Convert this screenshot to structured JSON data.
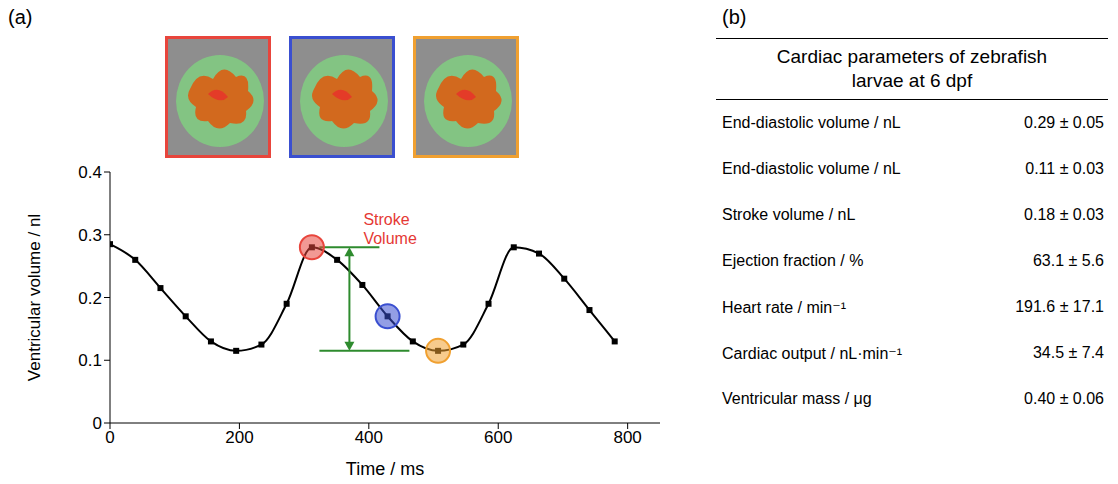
{
  "panel_labels": [
    "(a)",
    "(b)"
  ],
  "chart_data": {
    "type": "line",
    "x_label": "Time / ms",
    "y_label": "Ventricular volume / nl",
    "x": [
      0,
      39,
      78,
      117,
      156,
      195,
      234,
      273,
      312,
      351,
      390,
      429,
      468,
      507,
      546,
      585,
      624,
      663,
      702,
      741,
      780
    ],
    "values": [
      0.285,
      0.26,
      0.215,
      0.17,
      0.13,
      0.115,
      0.125,
      0.19,
      0.28,
      0.26,
      0.22,
      0.17,
      0.13,
      0.115,
      0.125,
      0.19,
      0.28,
      0.27,
      0.23,
      0.18,
      0.13
    ],
    "color": "#000000",
    "marker": "square",
    "line_style": "solid",
    "xlim": [
      0,
      850
    ],
    "xticks": [
      0,
      200,
      400,
      600,
      800
    ],
    "ylim": [
      0,
      0.4
    ],
    "yticks": [
      0,
      0.1,
      0.2,
      0.3,
      0.4
    ],
    "grid": false,
    "highlights": [
      {
        "x": 312,
        "y": 0.28,
        "color": "#e8453c"
      },
      {
        "x": 429,
        "y": 0.17,
        "color": "#3a4fd0"
      },
      {
        "x": 507,
        "y": 0.115,
        "color": "#f0a030"
      }
    ],
    "annotation": {
      "text": "Stroke Volume",
      "x": 370,
      "from": 0.28,
      "to": 0.115,
      "color": "#2e8b2e",
      "text_color": "#e53935"
    }
  },
  "table": {
    "title": "Cardiac parameters of zebrafish larvae at 6 dpf",
    "rows": [
      [
        "End-diastolic volume / nL",
        "0.29 ± 0.05"
      ],
      [
        "End-diastolic volume / nL",
        "0.11 ± 0.03"
      ],
      [
        "Stroke volume / nL",
        "0.18 ± 0.03"
      ],
      [
        "Ejection fraction / %",
        "63.1 ± 5.6"
      ],
      [
        "Heart rate / min⁻¹",
        "191.6 ± 17.1"
      ],
      [
        "Cardiac output / nL·min⁻¹",
        "34.5 ± 7.4"
      ],
      [
        "Ventricular mass / μg",
        "0.40 ± 0.06"
      ]
    ]
  }
}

•••

What is being asked ▸ Copy out every line from the material above in which the word "Stroke" appears.

Exercise result ▸
      "text": "Stroke Volume",
        "Stroke volume / nL",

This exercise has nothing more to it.